Available data Start Marker

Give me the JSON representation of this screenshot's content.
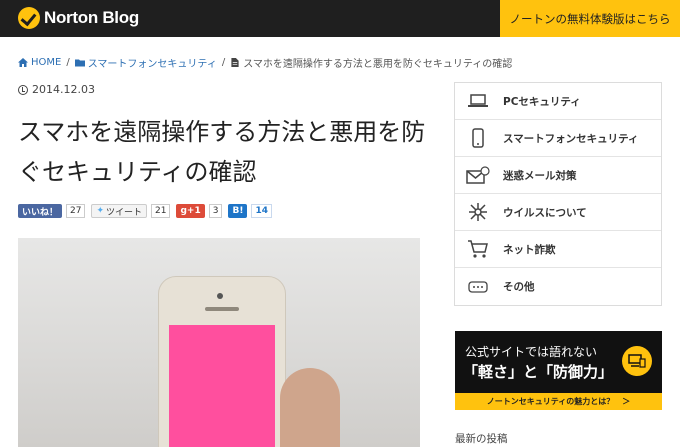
{
  "header": {
    "logo_text": "Norton Blog",
    "cta": "ノートンの無料体験版はこちら"
  },
  "breadcrumb": {
    "home": "HOME",
    "category": "スマートフォンセキュリティ",
    "current": "スマホを遠隔操作する方法と悪用を防ぐセキュリティの確認",
    "separator": "/"
  },
  "article": {
    "date": "2014.12.03",
    "title": "スマホを遠隔操作する方法と悪用を防ぐセキュリティの確認"
  },
  "social": {
    "facebook_label": "いいね！",
    "facebook_count": "27",
    "twitter_label": "ツイート",
    "twitter_count": "21",
    "gplus_label": "g+1",
    "gplus_count": "3",
    "hatena_label": "B!",
    "hatena_count": "14"
  },
  "sidebar": {
    "items": [
      {
        "label": "PCセキュリティ",
        "icon": "laptop-icon"
      },
      {
        "label": "スマートフォンセキュリティ",
        "icon": "smartphone-icon"
      },
      {
        "label": "迷惑メール対策",
        "icon": "mail-icon"
      },
      {
        "label": "ウイルスについて",
        "icon": "virus-icon"
      },
      {
        "label": "ネット詐欺",
        "icon": "cart-icon"
      },
      {
        "label": "その他",
        "icon": "more-icon"
      }
    ]
  },
  "banner": {
    "line1": "公式サイトでは語れない",
    "line2": "「軽さ」と「防御力」",
    "footer": "ノートンセキュリティの魅力とは？　＞"
  },
  "recent_posts_heading": "最新の投稿",
  "colors": {
    "accent": "#ffc20e",
    "header_bg": "#1f1f1f",
    "link": "#2d6fb3",
    "phone_screen": "#ff4f9e"
  }
}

Available data End Marker

*What you have to do*
Could you set down the data exactly as given, minus its pictures?

*Written solution*
Give me the JSON representation of this screenshot's content.
{
  "header": {
    "logo_text": "Norton Blog",
    "cta": "ノートンの無料体験版はこちら"
  },
  "breadcrumb": {
    "home": "HOME",
    "category": "スマートフォンセキュリティ",
    "current": "スマホを遠隔操作する方法と悪用を防ぐセキュリティの確認",
    "separator": "/"
  },
  "article": {
    "date": "2014.12.03",
    "title": "スマホを遠隔操作する方法と悪用を防ぐセキュリティの確認"
  },
  "social": {
    "facebook_label": "いいね！",
    "facebook_count": "27",
    "twitter_label": "ツイート",
    "twitter_count": "21",
    "gplus_label": "g+1",
    "gplus_count": "3",
    "hatena_label": "B!",
    "hatena_count": "14"
  },
  "sidebar": {
    "items": [
      {
        "label": "PCセキュリティ",
        "icon": "laptop-icon"
      },
      {
        "label": "スマートフォンセキュリティ",
        "icon": "smartphone-icon"
      },
      {
        "label": "迷惑メール対策",
        "icon": "mail-icon"
      },
      {
        "label": "ウイルスについて",
        "icon": "virus-icon"
      },
      {
        "label": "ネット詐欺",
        "icon": "cart-icon"
      },
      {
        "label": "その他",
        "icon": "more-icon"
      }
    ]
  },
  "banner": {
    "line1": "公式サイトでは語れない",
    "line2": "「軽さ」と「防御力」",
    "footer": "ノートンセキュリティの魅力とは？　＞"
  },
  "recent_posts_heading": "最新の投稿",
  "colors": {
    "accent": "#ffc20e",
    "header_bg": "#1f1f1f",
    "link": "#2d6fb3",
    "phone_screen": "#ff4f9e"
  }
}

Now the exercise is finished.